— Start Data provided —

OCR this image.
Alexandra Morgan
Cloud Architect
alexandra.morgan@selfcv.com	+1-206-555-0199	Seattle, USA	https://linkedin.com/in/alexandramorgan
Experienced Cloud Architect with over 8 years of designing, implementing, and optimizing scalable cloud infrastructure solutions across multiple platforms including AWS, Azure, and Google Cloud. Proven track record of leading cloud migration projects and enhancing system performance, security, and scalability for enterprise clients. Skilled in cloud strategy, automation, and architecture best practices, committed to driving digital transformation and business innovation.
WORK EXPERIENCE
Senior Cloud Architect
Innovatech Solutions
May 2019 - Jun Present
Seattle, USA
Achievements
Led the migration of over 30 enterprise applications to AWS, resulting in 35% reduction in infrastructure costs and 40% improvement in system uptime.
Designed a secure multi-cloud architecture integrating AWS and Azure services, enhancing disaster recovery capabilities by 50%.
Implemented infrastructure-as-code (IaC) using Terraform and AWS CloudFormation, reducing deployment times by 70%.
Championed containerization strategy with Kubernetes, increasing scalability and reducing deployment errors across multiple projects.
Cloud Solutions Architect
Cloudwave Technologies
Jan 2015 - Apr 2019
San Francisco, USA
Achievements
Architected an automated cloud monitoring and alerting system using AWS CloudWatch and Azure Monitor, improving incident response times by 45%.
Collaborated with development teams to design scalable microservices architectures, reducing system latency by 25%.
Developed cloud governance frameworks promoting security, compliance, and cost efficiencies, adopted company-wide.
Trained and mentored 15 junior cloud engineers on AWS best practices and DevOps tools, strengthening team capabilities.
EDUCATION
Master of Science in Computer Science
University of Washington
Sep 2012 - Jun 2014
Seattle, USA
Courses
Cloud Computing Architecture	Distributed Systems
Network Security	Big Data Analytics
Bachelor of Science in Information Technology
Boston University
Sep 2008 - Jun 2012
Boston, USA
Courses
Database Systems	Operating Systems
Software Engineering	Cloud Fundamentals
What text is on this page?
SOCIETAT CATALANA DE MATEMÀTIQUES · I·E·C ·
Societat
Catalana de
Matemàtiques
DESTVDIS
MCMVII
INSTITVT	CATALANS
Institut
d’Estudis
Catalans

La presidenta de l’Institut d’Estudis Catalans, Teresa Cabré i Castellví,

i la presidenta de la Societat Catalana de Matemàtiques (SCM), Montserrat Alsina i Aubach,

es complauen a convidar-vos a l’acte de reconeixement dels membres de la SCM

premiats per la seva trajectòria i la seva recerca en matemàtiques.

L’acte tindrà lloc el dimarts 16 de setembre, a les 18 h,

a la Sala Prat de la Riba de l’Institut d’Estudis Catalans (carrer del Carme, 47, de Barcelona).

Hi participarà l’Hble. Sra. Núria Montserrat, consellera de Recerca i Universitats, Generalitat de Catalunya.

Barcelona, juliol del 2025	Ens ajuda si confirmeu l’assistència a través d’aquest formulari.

— End Data provided —
— Start Data provided —

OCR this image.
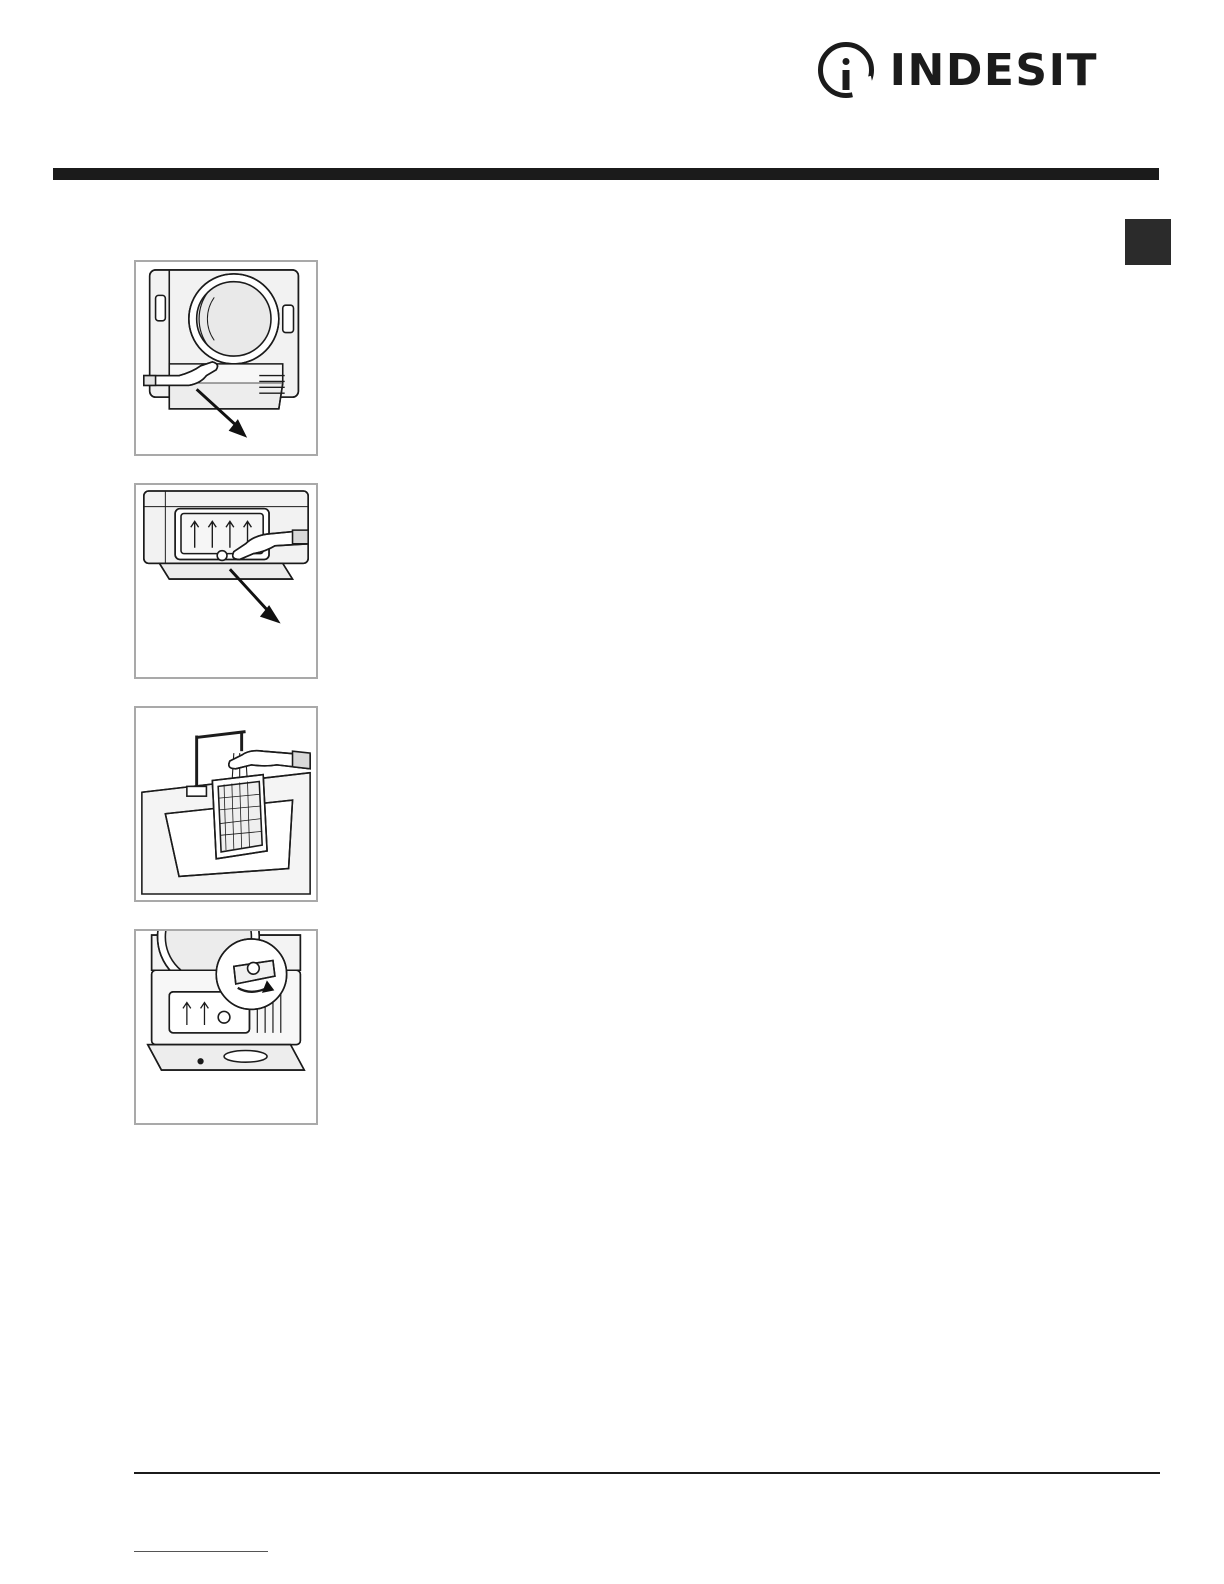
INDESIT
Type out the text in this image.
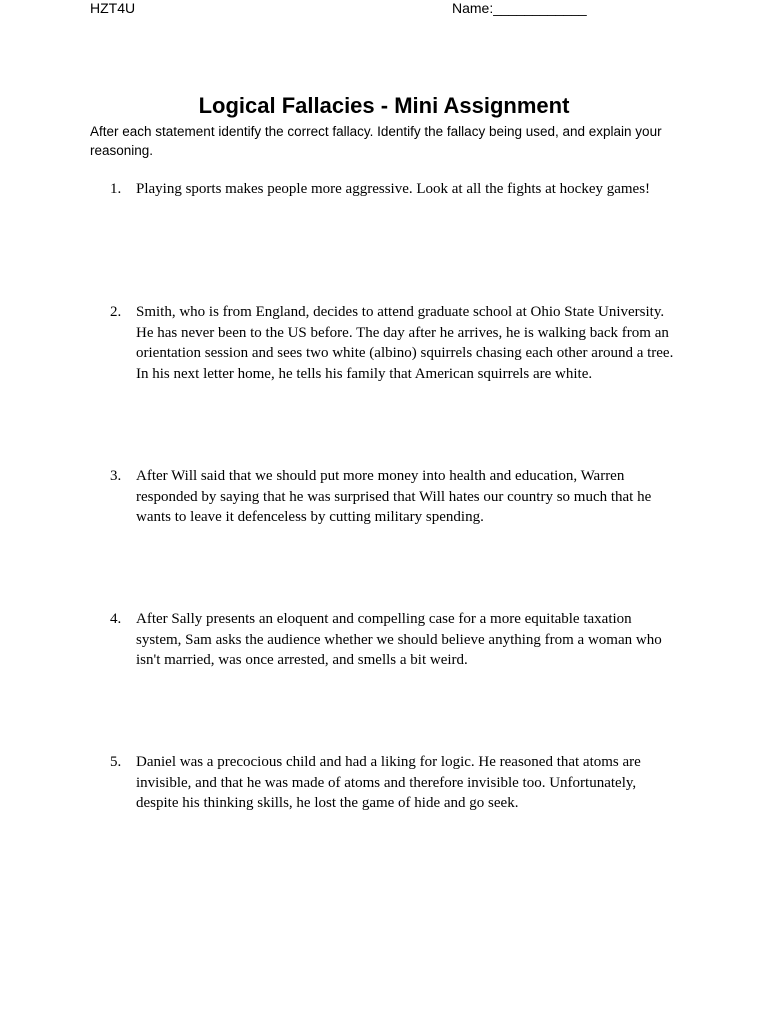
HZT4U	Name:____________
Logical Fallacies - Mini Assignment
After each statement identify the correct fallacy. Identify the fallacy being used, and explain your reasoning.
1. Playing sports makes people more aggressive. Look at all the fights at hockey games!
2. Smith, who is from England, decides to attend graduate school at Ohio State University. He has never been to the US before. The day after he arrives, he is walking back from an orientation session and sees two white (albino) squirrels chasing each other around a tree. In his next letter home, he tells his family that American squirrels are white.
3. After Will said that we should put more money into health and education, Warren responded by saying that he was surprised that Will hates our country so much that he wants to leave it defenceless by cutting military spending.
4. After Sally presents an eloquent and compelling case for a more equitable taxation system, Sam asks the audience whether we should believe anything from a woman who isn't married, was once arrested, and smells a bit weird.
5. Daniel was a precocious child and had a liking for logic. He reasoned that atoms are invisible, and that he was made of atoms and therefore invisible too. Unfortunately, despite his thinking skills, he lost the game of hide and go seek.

— End Data provided —
— Start Data provided —

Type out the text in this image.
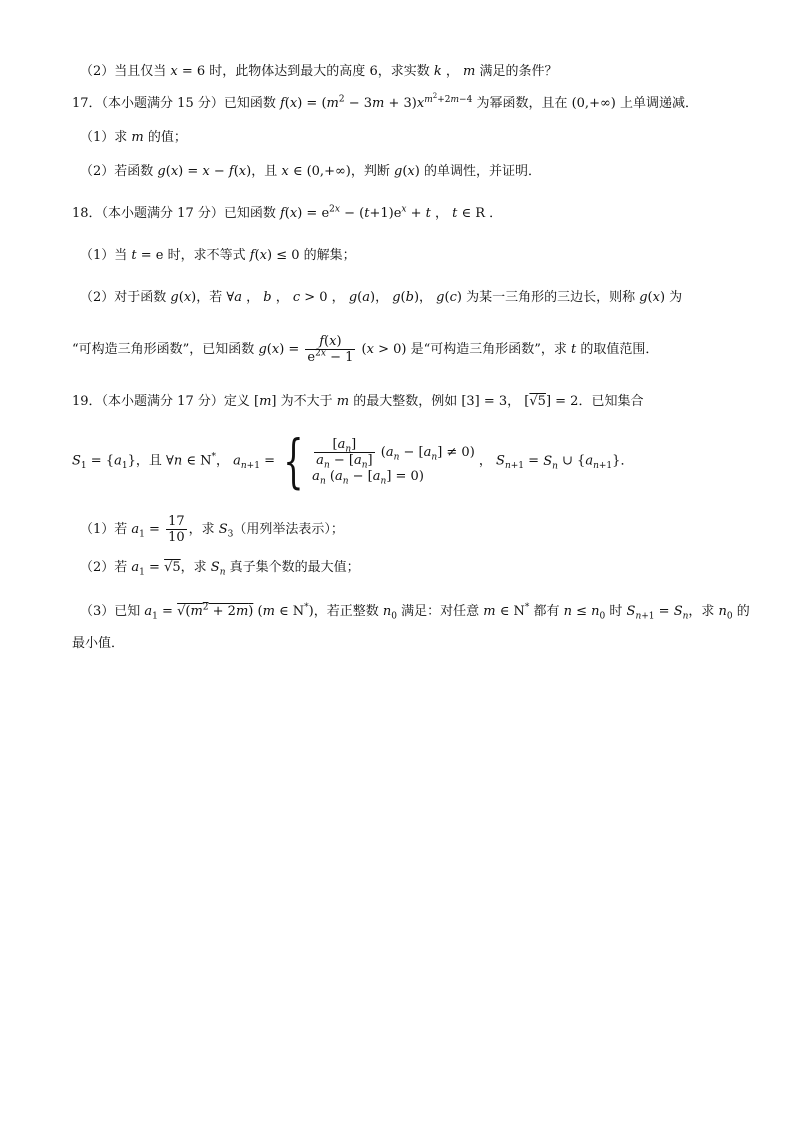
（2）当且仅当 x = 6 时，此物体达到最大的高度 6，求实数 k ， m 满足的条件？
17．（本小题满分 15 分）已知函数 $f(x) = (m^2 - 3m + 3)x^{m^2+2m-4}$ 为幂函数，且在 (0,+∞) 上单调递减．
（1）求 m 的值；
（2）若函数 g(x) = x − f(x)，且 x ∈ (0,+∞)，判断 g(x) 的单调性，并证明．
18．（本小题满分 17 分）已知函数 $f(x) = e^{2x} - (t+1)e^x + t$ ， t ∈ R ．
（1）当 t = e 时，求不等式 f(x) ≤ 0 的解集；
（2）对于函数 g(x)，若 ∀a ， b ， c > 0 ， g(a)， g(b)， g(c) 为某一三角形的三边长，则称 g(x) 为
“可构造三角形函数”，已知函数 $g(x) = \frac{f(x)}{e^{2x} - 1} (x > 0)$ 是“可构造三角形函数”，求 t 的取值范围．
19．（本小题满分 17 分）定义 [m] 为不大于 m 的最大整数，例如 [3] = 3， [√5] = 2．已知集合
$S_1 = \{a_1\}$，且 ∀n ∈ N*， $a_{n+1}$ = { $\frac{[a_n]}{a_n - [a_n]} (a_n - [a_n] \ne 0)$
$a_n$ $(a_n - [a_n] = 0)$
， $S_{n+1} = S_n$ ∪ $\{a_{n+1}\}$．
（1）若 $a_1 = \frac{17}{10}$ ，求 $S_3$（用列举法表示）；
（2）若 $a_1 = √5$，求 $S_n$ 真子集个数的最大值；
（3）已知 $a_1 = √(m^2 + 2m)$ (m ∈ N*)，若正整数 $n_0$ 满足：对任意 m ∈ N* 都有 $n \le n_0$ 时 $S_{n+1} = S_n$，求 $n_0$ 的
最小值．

— End Data provided —

**What this task involves:** Pick out the lines containing the string "Institut" and show them.

**Solution:**
Institut
La presidenta de l’Institut d’Estudis Catalans, Teresa Cabré i Castellví,
a la Sala Prat de la Riba de l’Institut d’Estudis Catalans (carrer del Carme, 47, de Barcelona).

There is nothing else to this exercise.